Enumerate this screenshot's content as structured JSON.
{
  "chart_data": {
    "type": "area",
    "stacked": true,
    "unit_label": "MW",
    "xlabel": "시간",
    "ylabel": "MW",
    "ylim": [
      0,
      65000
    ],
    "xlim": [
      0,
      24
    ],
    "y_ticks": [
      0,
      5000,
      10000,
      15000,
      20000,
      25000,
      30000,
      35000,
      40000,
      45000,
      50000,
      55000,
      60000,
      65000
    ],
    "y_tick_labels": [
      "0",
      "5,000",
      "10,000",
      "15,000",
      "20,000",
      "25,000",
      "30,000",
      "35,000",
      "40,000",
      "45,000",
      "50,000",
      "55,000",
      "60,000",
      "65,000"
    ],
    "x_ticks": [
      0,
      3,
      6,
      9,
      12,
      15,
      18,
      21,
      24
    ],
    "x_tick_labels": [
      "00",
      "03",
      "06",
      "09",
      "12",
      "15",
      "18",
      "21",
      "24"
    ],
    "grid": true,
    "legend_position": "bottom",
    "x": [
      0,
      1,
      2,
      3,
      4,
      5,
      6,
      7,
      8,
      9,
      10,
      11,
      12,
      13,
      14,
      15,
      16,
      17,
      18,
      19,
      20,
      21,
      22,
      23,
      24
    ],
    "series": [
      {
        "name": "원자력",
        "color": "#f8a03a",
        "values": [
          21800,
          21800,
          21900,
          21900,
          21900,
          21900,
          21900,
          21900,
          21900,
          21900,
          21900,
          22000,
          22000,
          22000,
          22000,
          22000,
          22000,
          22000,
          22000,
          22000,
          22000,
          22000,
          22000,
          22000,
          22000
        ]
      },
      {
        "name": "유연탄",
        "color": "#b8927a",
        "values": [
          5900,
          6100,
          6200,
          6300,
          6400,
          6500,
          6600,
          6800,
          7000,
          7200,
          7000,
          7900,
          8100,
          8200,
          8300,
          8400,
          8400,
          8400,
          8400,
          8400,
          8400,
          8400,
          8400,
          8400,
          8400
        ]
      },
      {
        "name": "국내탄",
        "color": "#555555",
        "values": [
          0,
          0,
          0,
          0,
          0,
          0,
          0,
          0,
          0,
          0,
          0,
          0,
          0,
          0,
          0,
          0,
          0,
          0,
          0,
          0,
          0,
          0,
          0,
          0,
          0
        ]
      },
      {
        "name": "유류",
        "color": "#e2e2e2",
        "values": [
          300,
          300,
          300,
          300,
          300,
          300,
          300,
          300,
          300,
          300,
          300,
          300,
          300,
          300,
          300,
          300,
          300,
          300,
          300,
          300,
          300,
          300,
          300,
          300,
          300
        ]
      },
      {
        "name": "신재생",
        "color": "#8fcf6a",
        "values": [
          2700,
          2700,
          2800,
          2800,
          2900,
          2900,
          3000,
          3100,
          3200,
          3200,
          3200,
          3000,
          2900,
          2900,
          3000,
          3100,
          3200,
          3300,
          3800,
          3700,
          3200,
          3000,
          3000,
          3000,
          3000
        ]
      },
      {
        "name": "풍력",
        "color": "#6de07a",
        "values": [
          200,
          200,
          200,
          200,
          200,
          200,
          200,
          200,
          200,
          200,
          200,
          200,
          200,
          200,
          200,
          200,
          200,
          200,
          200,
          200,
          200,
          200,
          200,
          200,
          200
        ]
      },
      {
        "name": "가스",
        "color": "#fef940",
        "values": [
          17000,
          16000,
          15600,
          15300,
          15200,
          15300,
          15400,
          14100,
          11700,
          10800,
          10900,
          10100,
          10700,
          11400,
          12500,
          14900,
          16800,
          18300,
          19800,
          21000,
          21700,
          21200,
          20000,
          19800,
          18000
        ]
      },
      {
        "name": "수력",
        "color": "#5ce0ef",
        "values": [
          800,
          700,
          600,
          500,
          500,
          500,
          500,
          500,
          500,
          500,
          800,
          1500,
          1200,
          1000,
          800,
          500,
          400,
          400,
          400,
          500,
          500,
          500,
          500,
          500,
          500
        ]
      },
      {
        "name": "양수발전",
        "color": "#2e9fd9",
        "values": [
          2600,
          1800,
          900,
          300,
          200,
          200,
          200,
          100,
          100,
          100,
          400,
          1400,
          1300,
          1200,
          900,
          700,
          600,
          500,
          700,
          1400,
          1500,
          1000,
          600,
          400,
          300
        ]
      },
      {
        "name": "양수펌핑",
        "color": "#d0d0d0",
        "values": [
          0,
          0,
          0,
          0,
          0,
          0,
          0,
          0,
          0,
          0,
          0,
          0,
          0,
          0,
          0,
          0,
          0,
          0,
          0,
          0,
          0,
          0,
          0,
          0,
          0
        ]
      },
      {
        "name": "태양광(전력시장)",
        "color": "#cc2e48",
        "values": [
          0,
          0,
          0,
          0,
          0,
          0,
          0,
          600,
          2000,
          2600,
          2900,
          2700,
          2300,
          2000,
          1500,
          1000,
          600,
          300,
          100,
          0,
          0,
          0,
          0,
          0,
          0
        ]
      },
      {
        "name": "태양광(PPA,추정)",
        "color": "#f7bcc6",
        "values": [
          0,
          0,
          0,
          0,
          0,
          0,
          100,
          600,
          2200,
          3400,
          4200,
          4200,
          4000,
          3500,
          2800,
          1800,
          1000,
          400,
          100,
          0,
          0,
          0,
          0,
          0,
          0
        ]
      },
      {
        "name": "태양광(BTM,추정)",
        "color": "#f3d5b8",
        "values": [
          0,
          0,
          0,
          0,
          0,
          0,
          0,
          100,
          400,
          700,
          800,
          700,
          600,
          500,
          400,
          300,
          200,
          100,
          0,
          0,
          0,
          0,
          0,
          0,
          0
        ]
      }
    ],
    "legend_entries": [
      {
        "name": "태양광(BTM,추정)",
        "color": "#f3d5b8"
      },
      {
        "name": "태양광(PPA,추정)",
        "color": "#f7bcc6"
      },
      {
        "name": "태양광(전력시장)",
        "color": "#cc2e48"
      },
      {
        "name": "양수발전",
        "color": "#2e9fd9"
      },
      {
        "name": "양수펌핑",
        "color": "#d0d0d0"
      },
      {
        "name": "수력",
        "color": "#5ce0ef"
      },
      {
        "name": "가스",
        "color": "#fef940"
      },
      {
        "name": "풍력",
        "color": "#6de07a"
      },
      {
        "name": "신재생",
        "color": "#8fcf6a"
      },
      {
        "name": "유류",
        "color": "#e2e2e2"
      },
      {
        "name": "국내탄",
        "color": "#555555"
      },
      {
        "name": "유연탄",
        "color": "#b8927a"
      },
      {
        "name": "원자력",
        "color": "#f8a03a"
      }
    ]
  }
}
--------------------------------------------------
» YOUR GOAL: Reproduce the complete data exactly as presented above.

» RESPONSE FOR THIS EXERCISE:
Enumerate this screenshot's content as structured JSON.
{
  "chart_data": {
    "type": "area",
    "stacked": true,
    "unit_label": "MW",
    "xlabel": "시간",
    "ylabel": "MW",
    "ylim": [
      0,
      65000
    ],
    "xlim": [
      0,
      24
    ],
    "y_ticks": [
      0,
      5000,
      10000,
      15000,
      20000,
      25000,
      30000,
      35000,
      40000,
      45000,
      50000,
      55000,
      60000,
      65000
    ],
    "y_tick_labels": [
      "0",
      "5,000",
      "10,000",
      "15,000",
      "20,000",
      "25,000",
      "30,000",
      "35,000",
      "40,000",
      "45,000",
      "50,000",
      "55,000",
      "60,000",
      "65,000"
    ],
    "x_ticks": [
      0,
      3,
      6,
      9,
      12,
      15,
      18,
      21,
      24
    ],
    "x_tick_labels": [
      "00",
      "03",
      "06",
      "09",
      "12",
      "15",
      "18",
      "21",
      "24"
    ],
    "grid": true,
    "legend_position": "bottom",
    "x": [
      0,
      1,
      2,
      3,
      4,
      5,
      6,
      7,
      8,
      9,
      10,
      11,
      12,
      13,
      14,
      15,
      16,
      17,
      18,
      19,
      20,
      21,
      22,
      23,
      24
    ],
    "series": [
      {
        "name": "원자력",
        "color": "#f8a03a",
        "values": [
          21800,
          21800,
          21900,
          21900,
          21900,
          21900,
          21900,
          21900,
          21900,
          21900,
          21900,
          22000,
          22000,
          22000,
          22000,
          22000,
          22000,
          22000,
          22000,
          22000,
          22000,
          22000,
          22000,
          22000,
          22000
        ]
      },
      {
        "name": "유연탄",
        "color": "#b8927a",
        "values": [
          5900,
          6100,
          6200,
          6300,
          6400,
          6500,
          6600,
          6800,
          7000,
          7200,
          7000,
          7900,
          8100,
          8200,
          8300,
          8400,
          8400,
          8400,
          8400,
          8400,
          8400,
          8400,
          8400,
          8400,
          8400
        ]
      },
      {
        "name": "국내탄",
        "color": "#555555",
        "values": [
          0,
          0,
          0,
          0,
          0,
          0,
          0,
          0,
          0,
          0,
          0,
          0,
          0,
          0,
          0,
          0,
          0,
          0,
          0,
          0,
          0,
          0,
          0,
          0,
          0
        ]
      },
      {
        "name": "유류",
        "color": "#e2e2e2",
        "values": [
          300,
          300,
          300,
          300,
          300,
          300,
          300,
          300,
          300,
          300,
          300,
          300,
          300,
          300,
          300,
          300,
          300,
          300,
          300,
          300,
          300,
          300,
          300,
          300,
          300
        ]
      },
      {
        "name": "신재생",
        "color": "#8fcf6a",
        "values": [
          2700,
          2700,
          2800,
          2800,
          2900,
          2900,
          3000,
          3100,
          3200,
          3200,
          3200,
          3000,
          2900,
          2900,
          3000,
          3100,
          3200,
          3300,
          3800,
          3700,
          3200,
          3000,
          3000,
          3000,
          3000
        ]
      },
      {
        "name": "풍력",
        "color": "#6de07a",
        "values": [
          200,
          200,
          200,
          200,
          200,
          200,
          200,
          200,
          200,
          200,
          200,
          200,
          200,
          200,
          200,
          200,
          200,
          200,
          200,
          200,
          200,
          200,
          200,
          200,
          200
        ]
      },
      {
        "name": "가스",
        "color": "#fef940",
        "values": [
          17000,
          16000,
          15600,
          15300,
          15200,
          15300,
          15400,
          14100,
          11700,
          10800,
          10900,
          10100,
          10700,
          11400,
          12500,
          14900,
          16800,
          18300,
          19800,
          21000,
          21700,
          21200,
          20000,
          19800,
          18000
        ]
      },
      {
        "name": "수력",
        "color": "#5ce0ef",
        "values": [
          800,
          700,
          600,
          500,
          500,
          500,
          500,
          500,
          500,
          500,
          800,
          1500,
          1200,
          1000,
          800,
          500,
          400,
          400,
          400,
          500,
          500,
          500,
          500,
          500,
          500
        ]
      },
      {
        "name": "양수발전",
        "color": "#2e9fd9",
        "values": [
          2600,
          1800,
          900,
          300,
          200,
          200,
          200,
          100,
          100,
          100,
          400,
          1400,
          1300,
          1200,
          900,
          700,
          600,
          500,
          700,
          1400,
          1500,
          1000,
          600,
          400,
          300
        ]
      },
      {
        "name": "양수펌핑",
        "color": "#d0d0d0",
        "values": [
          0,
          0,
          0,
          0,
          0,
          0,
          0,
          0,
          0,
          0,
          0,
          0,
          0,
          0,
          0,
          0,
          0,
          0,
          0,
          0,
          0,
          0,
          0,
          0,
          0
        ]
      },
      {
        "name": "태양광(전력시장)",
        "color": "#cc2e48",
        "values": [
          0,
          0,
          0,
          0,
          0,
          0,
          0,
          600,
          2000,
          2600,
          2900,
          2700,
          2300,
          2000,
          1500,
          1000,
          600,
          300,
          100,
          0,
          0,
          0,
          0,
          0,
          0
        ]
      },
      {
        "name": "태양광(PPA,추정)",
        "color": "#f7bcc6",
        "values": [
          0,
          0,
          0,
          0,
          0,
          0,
          100,
          600,
          2200,
          3400,
          4200,
          4200,
          4000,
          3500,
          2800,
          1800,
          1000,
          400,
          100,
          0,
          0,
          0,
          0,
          0,
          0
        ]
      },
      {
        "name": "태양광(BTM,추정)",
        "color": "#f3d5b8",
        "values": [
          0,
          0,
          0,
          0,
          0,
          0,
          0,
          100,
          400,
          700,
          800,
          700,
          600,
          500,
          400,
          300,
          200,
          100,
          0,
          0,
          0,
          0,
          0,
          0,
          0
        ]
      }
    ],
    "legend_entries": [
      {
        "name": "태양광(BTM,추정)",
        "color": "#f3d5b8"
      },
      {
        "name": "태양광(PPA,추정)",
        "color": "#f7bcc6"
      },
      {
        "name": "태양광(전력시장)",
        "color": "#cc2e48"
      },
      {
        "name": "양수발전",
        "color": "#2e9fd9"
      },
      {
        "name": "양수펌핑",
        "color": "#d0d0d0"
      },
      {
        "name": "수력",
        "color": "#5ce0ef"
      },
      {
        "name": "가스",
        "color": "#fef940"
      },
      {
        "name": "풍력",
        "color": "#6de07a"
      },
      {
        "name": "신재생",
        "color": "#8fcf6a"
      },
      {
        "name": "유류",
        "color": "#e2e2e2"
      },
      {
        "name": "국내탄",
        "color": "#555555"
      },
      {
        "name": "유연탄",
        "color": "#b8927a"
      },
      {
        "name": "원자력",
        "color": "#f8a03a"
      }
    ]
  }
}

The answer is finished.